[Begin Data in this exercise]
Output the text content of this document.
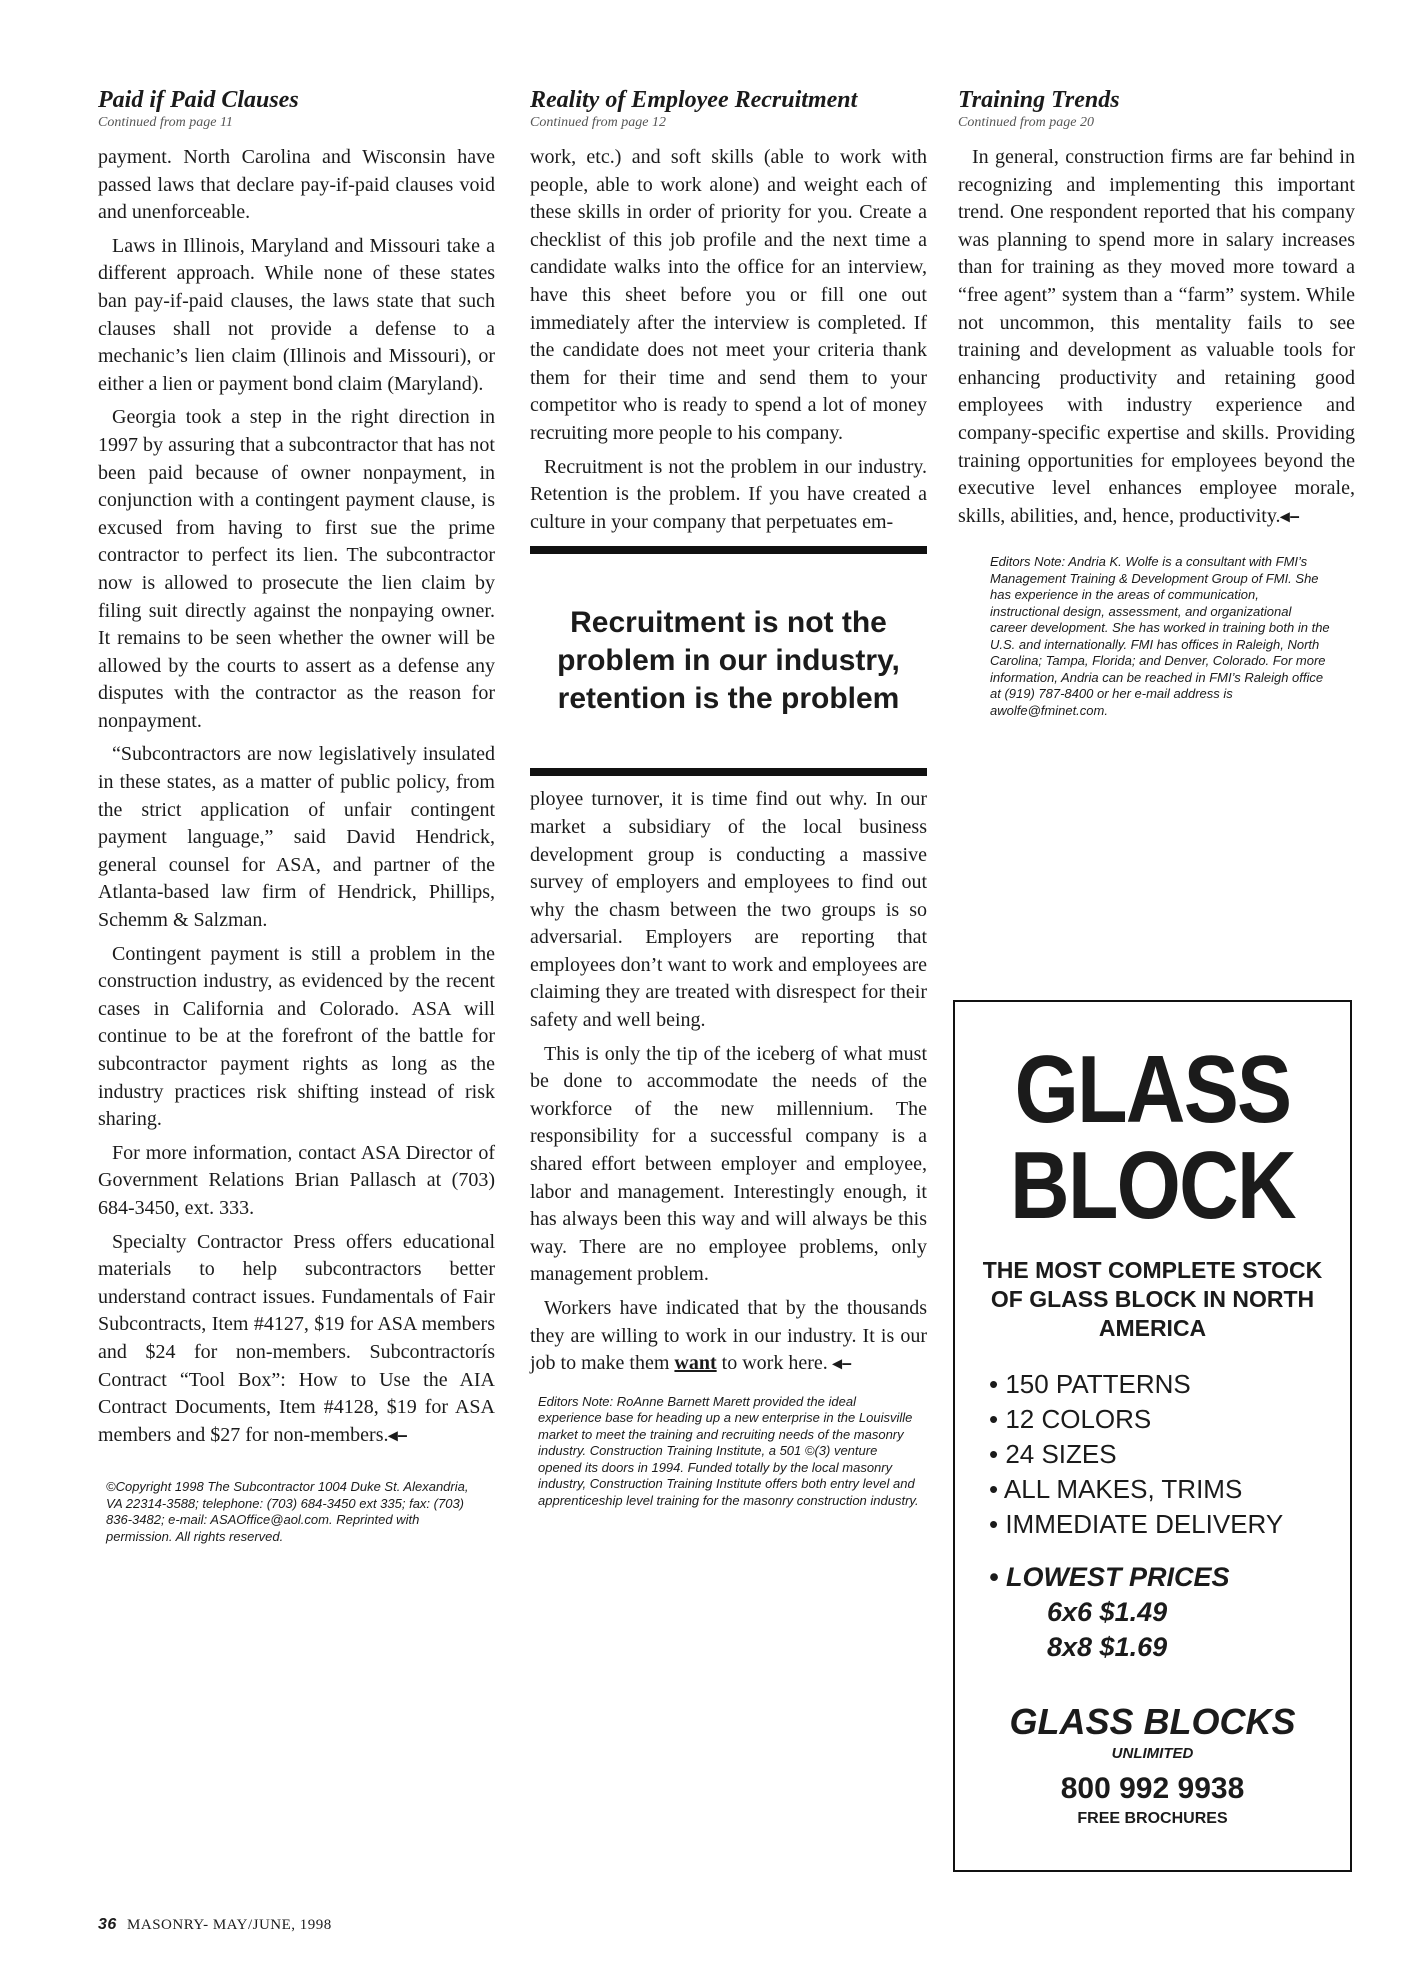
Paid if Paid Clauses

Continued from page 11

payment. North Carolina and Wisconsin have passed laws that declare pay-if-paid clauses void and unenforceable.

Laws in Illinois, Maryland and Missouri take a different approach. While none of these states ban pay-if-paid clauses, the laws state that such clauses shall not provide a defense to a mechanic’s lien claim (Illinois and Missouri), or either a lien or payment bond claim (Maryland).

Georgia took a step in the right direction in 1997 by assuring that a subcontractor that has not been paid because of owner nonpayment, in conjunction with a contingent payment clause, is excused from having to first sue the prime contractor to perfect its lien. The subcontractor now is allowed to prosecute the lien claim by filing suit directly against the nonpaying owner. It remains to be seen whether the owner will be allowed by the courts to assert as a defense any disputes with the contractor as the reason for nonpayment.

“Subcontractors are now legislatively insulated in these states, as a matter of public policy, from the strict application of unfair contingent payment language,” said David Hendrick, general counsel for ASA, and partner of the Atlanta-based law firm of Hendrick, Phillips, Schemm & Salzman.

Contingent payment is still a problem in the construction industry, as evidenced by the recent cases in California and Colorado. ASA will continue to be at the forefront of the battle for subcontractor payment rights as long as the industry practices risk shifting instead of risk sharing.

For more information, contact ASA Director of Government Relations Brian Pallasch at (703) 684-3450, ext. 333.

Specialty Contractor Press offers educational materials to help subcontractors better understand contract issues. Fundamentals of Fair Subcontracts, Item #4127, $19 for ASA members and $24 for non-members. Subcontractorís Contract “Tool Box”: How to Use the AIA Contract Documents, Item #4128, $19 for ASA members and $27 for non-members.◂–

©Copyright 1998 The Subcontractor 1004 Duke St. Alexandria, VA 22314-3588; telephone: (703) 684-3450 ext 335; fax: (703) 836-3482; e-mail: ASAOffice@aol.com. Reprinted with permission. All rights reserved.

Reality of Employee Recruitment

Continued from page 12

work, etc.) and soft skills (able to work with people, able to work alone) and weight each of these skills in order of priority for you. Create a checklist of this job profile and the next time a candidate walks into the office for an interview, have this sheet before you or fill one out immediately after the interview is completed. If the candidate does not meet your criteria thank them for their time and send them to your competitor who is ready to spend a lot of money recruiting more people to his company.

Recruitment is not the problem in our industry. Retention is the problem. If you have created a culture in your company that perpetuates em-

Recruitment is not the problem in our industry, retention is the problem

ployee turnover, it is time find out why. In our market a subsidiary of the local business development group is conducting a massive survey of employers and employees to find out why the chasm between the two groups is so adversarial. Employers are reporting that employees don’t want to work and employees are claiming they are treated with disrespect for their safety and well being.

This is only the tip of the iceberg of what must be done to accommodate the needs of the workforce of the new millennium. The responsibility for a successful company is a shared effort between employer and employee, labor and management. Interestingly enough, it has always been this way and will always be this way. There are no employee problems, only management problem.

Workers have indicated that by the thousands they are willing to work in our industry. It is our job to make them want to work here. ◂–

Editors Note: RoAnne Barnett Marett provided the ideal experience base for heading up a new enterprise in the Louisville market to meet the training and recruiting needs of the masonry industry. Construction Training Institute, a 501 ©(3) venture opened its doors in 1994. Funded totally by the local masonry industry, Construction Training Institute offers both entry level and apprenticeship level training for the masonry construction industry.

Training Trends

Continued from page 20

In general, construction firms are far behind in recognizing and implementing this important trend. One respondent reported that his company was planning to spend more in salary increases than for training as they moved more toward a “free agent” system than a “farm” system. While not uncommon, this mentality fails to see training and development as valuable tools for enhancing productivity and retaining good employees with industry experience and company-specific expertise and skills. Providing training opportunities for employees beyond the executive level enhances employee morale, skills, abilities, and, hence, productivity.◂–

Editors Note: Andria K. Wolfe is a consultant with FMI’s Management Training & Development Group of FMI. She has experience in the areas of communication, instructional design, assessment, and organizational career development. She has worked in training both in the U.S. and internationally. FMI has offices in Raleigh, North Carolina; Tampa, Florida; and Denver, Colorado. For more information, Andria can be reached in FMI’s Raleigh office at (919) 787-8400 or her e-mail address is awolfe@fminet.com.

GLASS

BLOCK

THE MOST COMPLETE STOCK OF GLASS BLOCK IN NORTH AMERICA

• 150 PATTERNS
• 12 COLORS
• 24 SIZES
• ALL MAKES, TRIMS
• IMMEDIATE DELIVERY
• LOWEST PRICES
6x6 $1.49
8x8 $1.69

GLASS BLOCKS

UNLIMITED

800 992 9938

FREE BROCHURES

36 MASONRY- MAY/JUNE, 1998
[End Data in this exercise]
● **Exercise**:
Omit every picture while copying the listing above exactly.

● **Answer to this task**:
Output the text content of this document.
Paid if Paid Clauses

Continued from page 11

payment. North Carolina and Wisconsin have passed laws that declare pay-if-paid clauses void and unenforceable.

Laws in Illinois, Maryland and Missouri take a different approach. While none of these states ban pay-if-paid clauses, the laws state that such clauses shall not provide a defense to a mechanic’s lien claim (Illinois and Missouri), or either a lien or payment bond claim (Maryland).

Georgia took a step in the right direction in 1997 by assuring that a subcontractor that has not been paid because of owner nonpayment, in conjunction with a contingent payment clause, is excused from having to first sue the prime contractor to perfect its lien. The subcontractor now is allowed to prosecute the lien claim by filing suit directly against the nonpaying owner. It remains to be seen whether the owner will be allowed by the courts to assert as a defense any disputes with the contractor as the reason for nonpayment.

“Subcontractors are now legislatively insulated in these states, as a matter of public policy, from the strict application of unfair contingent payment language,” said David Hendrick, general counsel for ASA, and partner of the Atlanta-based law firm of Hendrick, Phillips, Schemm & Salzman.

Contingent payment is still a problem in the construction industry, as evidenced by the recent cases in California and Colorado. ASA will continue to be at the forefront of the battle for subcontractor payment rights as long as the industry practices risk shifting instead of risk sharing.

For more information, contact ASA Director of Government Relations Brian Pallasch at (703) 684-3450, ext. 333.

Specialty Contractor Press offers educational materials to help subcontractors better understand contract issues. Fundamentals of Fair Subcontracts, Item #4127, $19 for ASA members and $24 for non-members. Subcontractorís Contract “Tool Box”: How to Use the AIA Contract Documents, Item #4128, $19 for ASA members and $27 for non-members.◂–

©Copyright 1998 The Subcontractor 1004 Duke St. Alexandria, VA 22314-3588; telephone: (703) 684-3450 ext 335; fax: (703) 836-3482; e-mail: ASAOffice@aol.com. Reprinted with permission. All rights reserved.

Reality of Employee Recruitment

Continued from page 12

work, etc.) and soft skills (able to work with people, able to work alone) and weight each of these skills in order of priority for you. Create a checklist of this job profile and the next time a candidate walks into the office for an interview, have this sheet before you or fill one out immediately after the interview is completed. If the candidate does not meet your criteria thank them for their time and send them to your competitor who is ready to spend a lot of money recruiting more people to his company.

Recruitment is not the problem in our industry. Retention is the problem. If you have created a culture in your company that perpetuates em-

Recruitment is not the problem in our industry, retention is the problem

ployee turnover, it is time find out why. In our market a subsidiary of the local business development group is conducting a massive survey of employers and employees to find out why the chasm between the two groups is so adversarial. Employers are reporting that employees don’t want to work and employees are claiming they are treated with disrespect for their safety and well being.

This is only the tip of the iceberg of what must be done to accommodate the needs of the workforce of the new millennium. The responsibility for a successful company is a shared effort between employer and employee, labor and management. Interestingly enough, it has always been this way and will always be this way. There are no employee problems, only management problem.

Workers have indicated that by the thousands they are willing to work in our industry. It is our job to make them want to work here. ◂–

Editors Note: RoAnne Barnett Marett provided the ideal experience base for heading up a new enterprise in the Louisville market to meet the training and recruiting needs of the masonry industry. Construction Training Institute, a 501 ©(3) venture opened its doors in 1994. Funded totally by the local masonry industry, Construction Training Institute offers both entry level and apprenticeship level training for the masonry construction industry.

Training Trends

Continued from page 20

In general, construction firms are far behind in recognizing and implementing this important trend. One respondent reported that his company was planning to spend more in salary increases than for training as they moved more toward a “free agent” system than a “farm” system. While not uncommon, this mentality fails to see training and development as valuable tools for enhancing productivity and retaining good employees with industry experience and company-specific expertise and skills. Providing training opportunities for employees beyond the executive level enhances employee morale, skills, abilities, and, hence, productivity.◂–

Editors Note: Andria K. Wolfe is a consultant with FMI’s Management Training & Development Group of FMI. She has experience in the areas of communication, instructional design, assessment, and organizational career development. She has worked in training both in the U.S. and internationally. FMI has offices in Raleigh, North Carolina; Tampa, Florida; and Denver, Colorado. For more information, Andria can be reached in FMI’s Raleigh office at (919) 787-8400 or her e-mail address is awolfe@fminet.com.

GLASS

BLOCK

THE MOST COMPLETE STOCK OF GLASS BLOCK IN NORTH AMERICA

• 150 PATTERNS
• 12 COLORS
• 24 SIZES
• ALL MAKES, TRIMS
• IMMEDIATE DELIVERY
• LOWEST PRICES
6x6 $1.49
8x8 $1.69

GLASS BLOCKS

UNLIMITED

800 992 9938

FREE BROCHURES

36 MASONRY- MAY/JUNE, 1998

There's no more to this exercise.